Cosa fare
Trascrivi tutte le righe qui sotto senza apportare alcuna modifica.

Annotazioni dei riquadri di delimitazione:
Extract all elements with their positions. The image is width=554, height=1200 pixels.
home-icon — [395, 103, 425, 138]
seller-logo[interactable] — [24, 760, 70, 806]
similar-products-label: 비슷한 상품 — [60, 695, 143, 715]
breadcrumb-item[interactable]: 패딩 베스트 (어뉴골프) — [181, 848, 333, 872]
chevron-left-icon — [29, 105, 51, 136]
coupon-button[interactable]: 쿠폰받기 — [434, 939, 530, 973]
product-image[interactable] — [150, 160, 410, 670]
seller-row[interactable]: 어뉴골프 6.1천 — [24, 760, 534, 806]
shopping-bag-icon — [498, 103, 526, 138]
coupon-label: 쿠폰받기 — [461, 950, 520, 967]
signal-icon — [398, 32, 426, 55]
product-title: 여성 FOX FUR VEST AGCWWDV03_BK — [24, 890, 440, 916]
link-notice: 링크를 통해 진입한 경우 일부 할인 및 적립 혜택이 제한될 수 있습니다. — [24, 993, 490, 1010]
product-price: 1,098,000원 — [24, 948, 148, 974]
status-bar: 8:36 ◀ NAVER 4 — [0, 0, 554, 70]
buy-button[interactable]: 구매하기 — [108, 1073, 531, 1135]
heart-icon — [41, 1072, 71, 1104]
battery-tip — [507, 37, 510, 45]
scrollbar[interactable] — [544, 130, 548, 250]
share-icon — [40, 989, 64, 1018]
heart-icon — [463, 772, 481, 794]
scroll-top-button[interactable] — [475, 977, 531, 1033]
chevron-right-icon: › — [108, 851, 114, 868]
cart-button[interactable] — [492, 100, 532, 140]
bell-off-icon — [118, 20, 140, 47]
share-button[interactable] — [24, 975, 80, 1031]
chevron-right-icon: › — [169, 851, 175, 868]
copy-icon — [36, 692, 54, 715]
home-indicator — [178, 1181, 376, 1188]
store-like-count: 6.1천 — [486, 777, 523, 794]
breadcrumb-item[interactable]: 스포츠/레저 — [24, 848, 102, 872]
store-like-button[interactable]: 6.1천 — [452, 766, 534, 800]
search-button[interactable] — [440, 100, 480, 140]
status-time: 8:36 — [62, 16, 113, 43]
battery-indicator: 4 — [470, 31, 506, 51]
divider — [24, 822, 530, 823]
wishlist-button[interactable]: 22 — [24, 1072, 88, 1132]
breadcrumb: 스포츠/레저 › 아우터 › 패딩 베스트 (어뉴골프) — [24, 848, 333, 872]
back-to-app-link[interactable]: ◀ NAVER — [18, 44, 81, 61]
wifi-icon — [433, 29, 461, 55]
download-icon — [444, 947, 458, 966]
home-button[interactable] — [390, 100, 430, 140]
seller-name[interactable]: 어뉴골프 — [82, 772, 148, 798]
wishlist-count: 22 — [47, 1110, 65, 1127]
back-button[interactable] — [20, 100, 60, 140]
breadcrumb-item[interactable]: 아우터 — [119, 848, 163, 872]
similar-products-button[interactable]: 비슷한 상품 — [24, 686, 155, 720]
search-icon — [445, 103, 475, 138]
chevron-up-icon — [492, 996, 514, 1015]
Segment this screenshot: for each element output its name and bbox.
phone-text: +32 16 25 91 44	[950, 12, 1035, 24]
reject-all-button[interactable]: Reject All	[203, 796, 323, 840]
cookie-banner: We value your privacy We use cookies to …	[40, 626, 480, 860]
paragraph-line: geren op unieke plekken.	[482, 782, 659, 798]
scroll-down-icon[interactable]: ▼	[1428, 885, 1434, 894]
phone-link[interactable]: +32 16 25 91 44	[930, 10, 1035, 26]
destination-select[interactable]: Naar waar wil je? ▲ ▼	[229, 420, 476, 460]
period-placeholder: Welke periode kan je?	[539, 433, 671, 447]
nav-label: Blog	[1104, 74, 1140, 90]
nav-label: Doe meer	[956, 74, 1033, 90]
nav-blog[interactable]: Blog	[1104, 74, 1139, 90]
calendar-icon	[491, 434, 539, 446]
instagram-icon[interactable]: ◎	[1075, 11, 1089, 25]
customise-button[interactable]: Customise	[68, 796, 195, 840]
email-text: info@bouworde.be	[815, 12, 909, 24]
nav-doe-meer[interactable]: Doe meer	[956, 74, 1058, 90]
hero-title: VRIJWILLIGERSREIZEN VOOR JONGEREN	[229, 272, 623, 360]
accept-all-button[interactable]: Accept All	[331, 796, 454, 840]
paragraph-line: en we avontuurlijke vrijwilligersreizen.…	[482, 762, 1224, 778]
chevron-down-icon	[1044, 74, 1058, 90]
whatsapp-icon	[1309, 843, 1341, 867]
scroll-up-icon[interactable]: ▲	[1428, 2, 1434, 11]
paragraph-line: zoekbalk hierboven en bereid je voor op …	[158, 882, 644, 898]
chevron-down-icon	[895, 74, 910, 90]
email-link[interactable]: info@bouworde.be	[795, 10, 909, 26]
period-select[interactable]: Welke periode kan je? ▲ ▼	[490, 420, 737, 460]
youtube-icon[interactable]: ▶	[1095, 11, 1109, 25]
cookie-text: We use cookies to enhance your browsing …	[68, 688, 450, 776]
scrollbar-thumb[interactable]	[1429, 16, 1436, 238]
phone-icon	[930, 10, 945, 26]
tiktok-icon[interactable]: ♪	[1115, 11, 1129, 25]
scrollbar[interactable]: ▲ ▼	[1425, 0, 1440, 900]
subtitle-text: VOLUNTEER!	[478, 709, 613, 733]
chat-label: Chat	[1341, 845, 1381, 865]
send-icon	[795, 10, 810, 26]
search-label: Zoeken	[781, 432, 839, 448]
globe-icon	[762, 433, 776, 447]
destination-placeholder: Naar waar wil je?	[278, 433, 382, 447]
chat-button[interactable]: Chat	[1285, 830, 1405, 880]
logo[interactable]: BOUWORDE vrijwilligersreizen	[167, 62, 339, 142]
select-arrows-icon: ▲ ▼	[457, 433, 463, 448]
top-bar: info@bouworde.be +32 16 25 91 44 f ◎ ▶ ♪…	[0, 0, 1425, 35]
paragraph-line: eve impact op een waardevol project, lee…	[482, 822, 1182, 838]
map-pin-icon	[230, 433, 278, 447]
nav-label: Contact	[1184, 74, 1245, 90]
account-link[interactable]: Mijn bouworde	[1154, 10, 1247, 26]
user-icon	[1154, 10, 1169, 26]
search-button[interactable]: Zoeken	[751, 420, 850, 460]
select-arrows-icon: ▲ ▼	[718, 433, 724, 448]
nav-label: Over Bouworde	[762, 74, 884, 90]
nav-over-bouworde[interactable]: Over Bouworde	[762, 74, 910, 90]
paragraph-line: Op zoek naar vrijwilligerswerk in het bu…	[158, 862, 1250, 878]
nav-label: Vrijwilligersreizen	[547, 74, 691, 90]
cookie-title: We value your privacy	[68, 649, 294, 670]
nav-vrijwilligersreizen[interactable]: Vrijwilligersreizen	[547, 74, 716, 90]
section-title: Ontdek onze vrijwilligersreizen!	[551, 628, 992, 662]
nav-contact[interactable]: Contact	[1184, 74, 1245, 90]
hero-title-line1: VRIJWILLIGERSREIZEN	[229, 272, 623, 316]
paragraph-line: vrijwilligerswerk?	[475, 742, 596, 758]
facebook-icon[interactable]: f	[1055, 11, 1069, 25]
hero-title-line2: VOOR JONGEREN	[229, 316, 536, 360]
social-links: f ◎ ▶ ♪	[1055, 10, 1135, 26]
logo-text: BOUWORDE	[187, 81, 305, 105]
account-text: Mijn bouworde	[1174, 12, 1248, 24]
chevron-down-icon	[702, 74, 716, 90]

Risposta scritta
Extract all elements with their positions. The image is width=554, height=1200 pixels.
home-icon — [395, 103, 425, 138]
seller-logo[interactable] — [24, 760, 70, 806]
similar-products-label: 비슷한 상품 — [60, 695, 143, 715]
breadcrumb-item[interactable]: 패딩 베스트 (어뉴골프) — [181, 848, 333, 872]
chevron-left-icon — [29, 105, 51, 136]
coupon-button[interactable]: 쿠폰받기 — [434, 939, 530, 973]
product-image[interactable] — [150, 160, 410, 670]
seller-row[interactable]: 어뉴골프 6.1천 — [24, 760, 534, 806]
shopping-bag-icon — [498, 103, 526, 138]
coupon-label: 쿠폰받기 — [461, 950, 520, 967]
signal-icon — [398, 32, 426, 55]
product-title: 여성 FOX FUR VEST AGCWWDV03_BK — [24, 890, 440, 916]
link-notice: 링크를 통해 진입한 경우 일부 할인 및 적립 혜택이 제한될 수 있습니다. — [24, 993, 490, 1010]
product-price: 1,098,000원 — [24, 948, 148, 974]
status-bar: 8:36 ◀ NAVER 4 — [0, 0, 554, 70]
buy-button[interactable]: 구매하기 — [108, 1073, 531, 1135]
heart-icon — [41, 1072, 71, 1104]
battery-tip — [507, 37, 510, 45]
scrollbar[interactable] — [544, 130, 548, 250]
share-icon — [40, 989, 64, 1018]
heart-icon — [463, 772, 481, 794]
scroll-top-button[interactable] — [475, 977, 531, 1033]
chevron-right-icon: › — [108, 851, 114, 868]
cart-button[interactable] — [492, 100, 532, 140]
bell-off-icon — [118, 20, 140, 47]
share-button[interactable] — [24, 975, 80, 1031]
chevron-right-icon: › — [169, 851, 175, 868]
copy-icon — [36, 692, 54, 715]
home-indicator — [178, 1181, 376, 1188]
store-like-count: 6.1천 — [486, 777, 523, 794]
breadcrumb-item[interactable]: 스포츠/레저 — [24, 848, 102, 872]
store-like-button[interactable]: 6.1천 — [452, 766, 534, 800]
search-button[interactable] — [440, 100, 480, 140]
status-time: 8:36 — [62, 16, 113, 43]
battery-indicator: 4 — [470, 31, 506, 51]
divider — [24, 822, 530, 823]
wishlist-button[interactable]: 22 — [24, 1072, 88, 1132]
breadcrumb: 스포츠/레저 › 아우터 › 패딩 베스트 (어뉴골프) — [24, 848, 333, 872]
back-to-app-link[interactable]: ◀ NAVER — [18, 44, 81, 61]
wifi-icon — [433, 29, 461, 55]
download-icon — [444, 947, 458, 966]
home-button[interactable] — [390, 100, 430, 140]
seller-name[interactable]: 어뉴골프 — [82, 772, 148, 798]
wishlist-count: 22 — [47, 1110, 65, 1127]
back-button[interactable] — [20, 100, 60, 140]
breadcrumb-item[interactable]: 아우터 — [119, 848, 163, 872]
similar-products-button[interactable]: 비슷한 상품 — [24, 686, 155, 720]
search-icon — [445, 103, 475, 138]
chevron-up-icon — [492, 996, 514, 1015]
Segment this screenshot: for each element output its name and bbox.
phone-text: +32 16 25 91 44	[950, 12, 1035, 24]
reject-all-button[interactable]: Reject All	[203, 796, 323, 840]
cookie-banner: We value your privacy We use cookies to …	[40, 626, 480, 860]
paragraph-line: geren op unieke plekken.	[482, 782, 659, 798]
scroll-down-icon[interactable]: ▼	[1428, 885, 1434, 894]
phone-link[interactable]: +32 16 25 91 44	[930, 10, 1035, 26]
destination-select[interactable]: Naar waar wil je? ▲ ▼	[229, 420, 476, 460]
period-placeholder: Welke periode kan je?	[539, 433, 671, 447]
nav-label: Blog	[1104, 74, 1140, 90]
nav-label: Doe meer	[956, 74, 1033, 90]
nav-blog[interactable]: Blog	[1104, 74, 1139, 90]
calendar-icon	[491, 434, 539, 446]
instagram-icon[interactable]: ◎	[1075, 11, 1089, 25]
customise-button[interactable]: Customise	[68, 796, 195, 840]
email-text: info@bouworde.be	[815, 12, 909, 24]
nav-doe-meer[interactable]: Doe meer	[956, 74, 1058, 90]
hero-title: VRIJWILLIGERSREIZEN VOOR JONGEREN	[229, 272, 623, 360]
accept-all-button[interactable]: Accept All	[331, 796, 454, 840]
paragraph-line: en we avontuurlijke vrijwilligersreizen.…	[482, 762, 1224, 778]
chevron-down-icon	[1044, 74, 1058, 90]
whatsapp-icon	[1309, 843, 1341, 867]
scroll-up-icon[interactable]: ▲	[1428, 2, 1434, 11]
paragraph-line: zoekbalk hierboven en bereid je voor op …	[158, 882, 644, 898]
chevron-down-icon	[895, 74, 910, 90]
email-link[interactable]: info@bouworde.be	[795, 10, 909, 26]
period-select[interactable]: Welke periode kan je? ▲ ▼	[490, 420, 737, 460]
youtube-icon[interactable]: ▶	[1095, 11, 1109, 25]
cookie-text: We use cookies to enhance your browsing …	[68, 688, 450, 776]
scrollbar-thumb[interactable]	[1429, 16, 1436, 238]
phone-icon	[930, 10, 945, 26]
tiktok-icon[interactable]: ♪	[1115, 11, 1129, 25]
scrollbar[interactable]: ▲ ▼	[1425, 0, 1440, 900]
subtitle-text: VOLUNTEER!	[478, 709, 613, 733]
chat-label: Chat	[1341, 845, 1381, 865]
send-icon	[795, 10, 810, 26]
search-label: Zoeken	[781, 432, 839, 448]
globe-icon	[762, 433, 776, 447]
destination-placeholder: Naar waar wil je?	[278, 433, 382, 447]
chat-button[interactable]: Chat	[1285, 830, 1405, 880]
logo[interactable]: BOUWORDE vrijwilligersreizen	[167, 62, 339, 142]
select-arrows-icon: ▲ ▼	[457, 433, 463, 448]
top-bar: info@bouworde.be +32 16 25 91 44 f ◎ ▶ ♪…	[0, 0, 1425, 35]
paragraph-line: eve impact op een waardevol project, lee…	[482, 822, 1182, 838]
map-pin-icon	[230, 433, 278, 447]
nav-label: Contact	[1184, 74, 1245, 90]
account-link[interactable]: Mijn bouworde	[1154, 10, 1247, 26]
user-icon	[1154, 10, 1169, 26]
search-button[interactable]: Zoeken	[751, 420, 850, 460]
select-arrows-icon: ▲ ▼	[718, 433, 724, 448]
nav-label: Over Bouworde	[762, 74, 884, 90]
nav-over-bouworde[interactable]: Over Bouworde	[762, 74, 910, 90]
paragraph-line: Op zoek naar vrijwilligerswerk in het bu…	[158, 862, 1250, 878]
nav-label: Vrijwilligersreizen	[547, 74, 691, 90]
cookie-title: We value your privacy	[68, 649, 294, 670]
nav-vrijwilligersreizen[interactable]: Vrijwilligersreizen	[547, 74, 716, 90]
section-title: Ontdek onze vrijwilligersreizen!	[551, 628, 992, 662]
nav-contact[interactable]: Contact	[1184, 74, 1245, 90]
hero-title-line1: VRIJWILLIGERSREIZEN	[229, 272, 623, 316]
paragraph-line: vrijwilligerswerk?	[475, 742, 596, 758]
facebook-icon[interactable]: f	[1055, 11, 1069, 25]
hero-title-line2: VOOR JONGEREN	[229, 316, 536, 360]
social-links: f ◎ ▶ ♪	[1055, 10, 1135, 26]
logo-text: BOUWORDE	[187, 81, 305, 105]
account-text: Mijn bouworde	[1174, 12, 1248, 24]
chevron-down-icon	[702, 74, 716, 90]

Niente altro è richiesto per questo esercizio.